| Problem statement |
Every record should be written out exactly, please.
-- start Data records --
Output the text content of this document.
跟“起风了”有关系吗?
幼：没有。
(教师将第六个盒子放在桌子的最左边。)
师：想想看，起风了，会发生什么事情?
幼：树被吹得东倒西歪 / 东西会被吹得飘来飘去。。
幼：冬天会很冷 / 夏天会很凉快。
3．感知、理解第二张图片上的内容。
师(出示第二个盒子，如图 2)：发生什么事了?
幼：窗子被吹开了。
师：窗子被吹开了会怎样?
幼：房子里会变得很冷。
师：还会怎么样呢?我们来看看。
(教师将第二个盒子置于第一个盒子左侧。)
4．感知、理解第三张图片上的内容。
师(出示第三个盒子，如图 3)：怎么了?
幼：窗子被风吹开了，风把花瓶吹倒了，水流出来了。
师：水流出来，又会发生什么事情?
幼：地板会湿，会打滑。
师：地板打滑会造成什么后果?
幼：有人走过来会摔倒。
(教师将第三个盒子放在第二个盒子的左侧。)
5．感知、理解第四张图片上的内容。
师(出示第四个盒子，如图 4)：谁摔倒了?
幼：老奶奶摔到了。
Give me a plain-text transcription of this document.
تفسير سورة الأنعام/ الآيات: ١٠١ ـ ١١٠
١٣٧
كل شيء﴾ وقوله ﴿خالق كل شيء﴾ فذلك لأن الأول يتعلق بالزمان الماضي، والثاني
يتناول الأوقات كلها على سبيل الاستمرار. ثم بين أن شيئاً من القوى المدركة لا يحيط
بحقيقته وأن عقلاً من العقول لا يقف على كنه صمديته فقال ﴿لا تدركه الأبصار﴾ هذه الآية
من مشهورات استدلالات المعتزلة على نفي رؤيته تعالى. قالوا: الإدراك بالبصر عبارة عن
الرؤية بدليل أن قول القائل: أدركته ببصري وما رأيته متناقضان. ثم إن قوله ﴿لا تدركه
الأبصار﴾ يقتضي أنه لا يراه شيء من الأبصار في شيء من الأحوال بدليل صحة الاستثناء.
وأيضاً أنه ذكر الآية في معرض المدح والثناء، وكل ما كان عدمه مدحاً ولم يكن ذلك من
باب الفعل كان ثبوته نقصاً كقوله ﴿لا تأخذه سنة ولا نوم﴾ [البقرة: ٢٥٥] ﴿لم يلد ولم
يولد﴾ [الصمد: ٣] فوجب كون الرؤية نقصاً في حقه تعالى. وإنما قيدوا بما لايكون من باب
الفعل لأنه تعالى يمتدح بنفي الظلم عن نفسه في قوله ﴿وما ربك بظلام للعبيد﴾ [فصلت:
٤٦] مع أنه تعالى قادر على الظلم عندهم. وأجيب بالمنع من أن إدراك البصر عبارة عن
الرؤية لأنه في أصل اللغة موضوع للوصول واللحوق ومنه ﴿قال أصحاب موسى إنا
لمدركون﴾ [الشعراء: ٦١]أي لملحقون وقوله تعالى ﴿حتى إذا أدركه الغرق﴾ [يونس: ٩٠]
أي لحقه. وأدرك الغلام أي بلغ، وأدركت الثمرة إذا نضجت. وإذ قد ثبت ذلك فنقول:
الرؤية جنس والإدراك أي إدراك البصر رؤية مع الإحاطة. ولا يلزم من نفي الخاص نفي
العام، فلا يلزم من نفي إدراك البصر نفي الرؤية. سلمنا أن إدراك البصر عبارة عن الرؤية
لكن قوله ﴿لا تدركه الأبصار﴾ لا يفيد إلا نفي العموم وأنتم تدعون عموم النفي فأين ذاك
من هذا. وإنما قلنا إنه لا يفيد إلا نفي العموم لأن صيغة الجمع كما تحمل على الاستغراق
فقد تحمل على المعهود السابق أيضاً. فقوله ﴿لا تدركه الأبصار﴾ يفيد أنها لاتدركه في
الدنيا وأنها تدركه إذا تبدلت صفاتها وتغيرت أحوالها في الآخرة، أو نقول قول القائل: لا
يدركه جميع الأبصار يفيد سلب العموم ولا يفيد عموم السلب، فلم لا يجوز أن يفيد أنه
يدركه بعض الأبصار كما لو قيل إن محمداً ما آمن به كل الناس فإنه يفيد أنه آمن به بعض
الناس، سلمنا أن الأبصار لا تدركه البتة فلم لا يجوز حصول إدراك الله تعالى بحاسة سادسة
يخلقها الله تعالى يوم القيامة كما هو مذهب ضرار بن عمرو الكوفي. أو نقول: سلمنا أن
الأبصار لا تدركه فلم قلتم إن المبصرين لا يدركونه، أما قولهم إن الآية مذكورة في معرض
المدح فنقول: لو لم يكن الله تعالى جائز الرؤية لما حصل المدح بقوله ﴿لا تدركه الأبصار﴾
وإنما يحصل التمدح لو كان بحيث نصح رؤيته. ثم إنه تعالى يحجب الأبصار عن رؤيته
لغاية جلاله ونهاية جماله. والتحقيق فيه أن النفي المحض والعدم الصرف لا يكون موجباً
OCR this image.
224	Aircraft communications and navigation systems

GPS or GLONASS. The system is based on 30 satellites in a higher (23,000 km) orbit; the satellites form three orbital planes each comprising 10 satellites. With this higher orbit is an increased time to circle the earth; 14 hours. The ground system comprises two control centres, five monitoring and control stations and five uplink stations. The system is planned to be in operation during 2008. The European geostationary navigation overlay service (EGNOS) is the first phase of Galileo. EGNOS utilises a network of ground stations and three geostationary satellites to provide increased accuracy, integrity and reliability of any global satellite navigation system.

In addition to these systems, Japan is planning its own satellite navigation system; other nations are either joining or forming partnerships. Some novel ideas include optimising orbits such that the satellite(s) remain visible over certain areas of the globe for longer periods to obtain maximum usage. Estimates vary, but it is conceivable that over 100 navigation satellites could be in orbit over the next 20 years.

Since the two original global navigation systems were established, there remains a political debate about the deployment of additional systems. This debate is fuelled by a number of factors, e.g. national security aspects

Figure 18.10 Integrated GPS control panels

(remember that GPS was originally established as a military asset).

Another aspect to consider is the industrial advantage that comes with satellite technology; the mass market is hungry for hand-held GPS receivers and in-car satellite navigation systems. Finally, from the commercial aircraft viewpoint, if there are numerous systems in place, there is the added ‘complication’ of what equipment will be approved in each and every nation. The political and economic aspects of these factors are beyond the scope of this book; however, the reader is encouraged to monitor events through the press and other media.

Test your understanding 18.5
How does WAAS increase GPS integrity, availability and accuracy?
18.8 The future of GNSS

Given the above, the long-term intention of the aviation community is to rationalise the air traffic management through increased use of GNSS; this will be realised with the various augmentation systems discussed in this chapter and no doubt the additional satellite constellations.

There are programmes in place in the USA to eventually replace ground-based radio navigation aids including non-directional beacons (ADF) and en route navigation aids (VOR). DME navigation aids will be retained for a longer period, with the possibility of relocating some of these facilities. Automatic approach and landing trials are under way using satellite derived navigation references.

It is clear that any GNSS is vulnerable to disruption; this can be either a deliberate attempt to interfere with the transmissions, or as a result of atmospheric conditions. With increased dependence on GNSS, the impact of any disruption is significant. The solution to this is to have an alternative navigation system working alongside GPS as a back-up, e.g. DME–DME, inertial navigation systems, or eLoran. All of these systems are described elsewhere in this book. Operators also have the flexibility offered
-- end Data records --
| Task solution |
Output the text content of this document.
跟“起风了”有关系吗?
幼：没有。
(教师将第六个盒子放在桌子的最左边。)
师：想想看，起风了，会发生什么事情?
幼：树被吹得东倒西歪 / 东西会被吹得飘来飘去。。
幼：冬天会很冷 / 夏天会很凉快。
3．感知、理解第二张图片上的内容。
师(出示第二个盒子，如图 2)：发生什么事了?
幼：窗子被吹开了。
师：窗子被吹开了会怎样?
幼：房子里会变得很冷。
师：还会怎么样呢?我们来看看。
(教师将第二个盒子置于第一个盒子左侧。)
4．感知、理解第三张图片上的内容。
师(出示第三个盒子，如图 3)：怎么了?
幼：窗子被风吹开了，风把花瓶吹倒了，水流出来了。
师：水流出来，又会发生什么事情?
幼：地板会湿，会打滑。
师：地板打滑会造成什么后果?
幼：有人走过来会摔倒。
(教师将第三个盒子放在第二个盒子的左侧。)
5．感知、理解第四张图片上的内容。
师(出示第四个盒子，如图 4)：谁摔倒了?
幼：老奶奶摔到了。
Give me a plain-text transcription of this document.
تفسير سورة الأنعام/ الآيات: ١٠١ ـ ١١٠
١٣٧
كل شيء﴾ وقوله ﴿خالق كل شيء﴾ فذلك لأن الأول يتعلق بالزمان الماضي، والثاني
يتناول الأوقات كلها على سبيل الاستمرار. ثم بين أن شيئاً من القوى المدركة لا يحيط
بحقيقته وأن عقلاً من العقول لا يقف على كنه صمديته فقال ﴿لا تدركه الأبصار﴾ هذه الآية
من مشهورات استدلالات المعتزلة على نفي رؤيته تعالى. قالوا: الإدراك بالبصر عبارة عن
الرؤية بدليل أن قول القائل: أدركته ببصري وما رأيته متناقضان. ثم إن قوله ﴿لا تدركه
الأبصار﴾ يقتضي أنه لا يراه شيء من الأبصار في شيء من الأحوال بدليل صحة الاستثناء.
وأيضاً أنه ذكر الآية في معرض المدح والثناء، وكل ما كان عدمه مدحاً ولم يكن ذلك من
باب الفعل كان ثبوته نقصاً كقوله ﴿لا تأخذه سنة ولا نوم﴾ [البقرة: ٢٥٥] ﴿لم يلد ولم
يولد﴾ [الصمد: ٣] فوجب كون الرؤية نقصاً في حقه تعالى. وإنما قيدوا بما لايكون من باب
الفعل لأنه تعالى يمتدح بنفي الظلم عن نفسه في قوله ﴿وما ربك بظلام للعبيد﴾ [فصلت:
٤٦] مع أنه تعالى قادر على الظلم عندهم. وأجيب بالمنع من أن إدراك البصر عبارة عن
الرؤية لأنه في أصل اللغة موضوع للوصول واللحوق ومنه ﴿قال أصحاب موسى إنا
لمدركون﴾ [الشعراء: ٦١]أي لملحقون وقوله تعالى ﴿حتى إذا أدركه الغرق﴾ [يونس: ٩٠]
أي لحقه. وأدرك الغلام أي بلغ، وأدركت الثمرة إذا نضجت. وإذ قد ثبت ذلك فنقول:
الرؤية جنس والإدراك أي إدراك البصر رؤية مع الإحاطة. ولا يلزم من نفي الخاص نفي
العام، فلا يلزم من نفي إدراك البصر نفي الرؤية. سلمنا أن إدراك البصر عبارة عن الرؤية
لكن قوله ﴿لا تدركه الأبصار﴾ لا يفيد إلا نفي العموم وأنتم تدعون عموم النفي فأين ذاك
من هذا. وإنما قلنا إنه لا يفيد إلا نفي العموم لأن صيغة الجمع كما تحمل على الاستغراق
فقد تحمل على المعهود السابق أيضاً. فقوله ﴿لا تدركه الأبصار﴾ يفيد أنها لاتدركه في
الدنيا وأنها تدركه إذا تبدلت صفاتها وتغيرت أحوالها في الآخرة، أو نقول قول القائل: لا
يدركه جميع الأبصار يفيد سلب العموم ولا يفيد عموم السلب، فلم لا يجوز أن يفيد أنه
يدركه بعض الأبصار كما لو قيل إن محمداً ما آمن به كل الناس فإنه يفيد أنه آمن به بعض
الناس، سلمنا أن الأبصار لا تدركه البتة فلم لا يجوز حصول إدراك الله تعالى بحاسة سادسة
يخلقها الله تعالى يوم القيامة كما هو مذهب ضرار بن عمرو الكوفي. أو نقول: سلمنا أن
الأبصار لا تدركه فلم قلتم إن المبصرين لا يدركونه، أما قولهم إن الآية مذكورة في معرض
المدح فنقول: لو لم يكن الله تعالى جائز الرؤية لما حصل المدح بقوله ﴿لا تدركه الأبصار﴾
وإنما يحصل التمدح لو كان بحيث نصح رؤيته. ثم إنه تعالى يحجب الأبصار عن رؤيته
لغاية جلاله ونهاية جماله. والتحقيق فيه أن النفي المحض والعدم الصرف لا يكون موجباً
OCR this image.
224	Aircraft communications and navigation systems

GPS or GLONASS. The system is based on 30 satellites in a higher (23,000 km) orbit; the satellites form three orbital planes each comprising 10 satellites. With this higher orbit is an increased time to circle the earth; 14 hours. The ground system comprises two control centres, five monitoring and control stations and five uplink stations. The system is planned to be in operation during 2008. The European geostationary navigation overlay service (EGNOS) is the first phase of Galileo. EGNOS utilises a network of ground stations and three geostationary satellites to provide increased accuracy, integrity and reliability of any global satellite navigation system.

In addition to these systems, Japan is planning its own satellite navigation system; other nations are either joining or forming partnerships. Some novel ideas include optimising orbits such that the satellite(s) remain visible over certain areas of the globe for longer periods to obtain maximum usage. Estimates vary, but it is conceivable that over 100 navigation satellites could be in orbit over the next 20 years.

Since the two original global navigation systems were established, there remains a political debate about the deployment of additional systems. This debate is fuelled by a number of factors, e.g. national security aspects

Figure 18.10 Integrated GPS control panels

(remember that GPS was originally established as a military asset).

Another aspect to consider is the industrial advantage that comes with satellite technology; the mass market is hungry for hand-held GPS receivers and in-car satellite navigation systems. Finally, from the commercial aircraft viewpoint, if there are numerous systems in place, there is the added ‘complication’ of what equipment will be approved in each and every nation. The political and economic aspects of these factors are beyond the scope of this book; however, the reader is encouraged to monitor events through the press and other media.

Test your understanding 18.5
How does WAAS increase GPS integrity, availability and accuracy?
18.8 The future of GNSS

Given the above, the long-term intention of the aviation community is to rationalise the air traffic management through increased use of GNSS; this will be realised with the various augmentation systems discussed in this chapter and no doubt the additional satellite constellations.

There are programmes in place in the USA to eventually replace ground-based radio navigation aids including non-directional beacons (ADF) and en route navigation aids (VOR). DME navigation aids will be retained for a longer period, with the possibility of relocating some of these facilities. Automatic approach and landing trials are under way using satellite derived navigation references.

It is clear that any GNSS is vulnerable to disruption; this can be either a deliberate attempt to interfere with the transmissions, or as a result of atmospheric conditions. With increased dependence on GNSS, the impact of any disruption is significant. The solution to this is to have an alternative navigation system working alongside GPS as a back-up, e.g. DME–DME, inertial navigation systems, or eLoran. All of these systems are described elsewhere in this book. Operators also have the flexibility offered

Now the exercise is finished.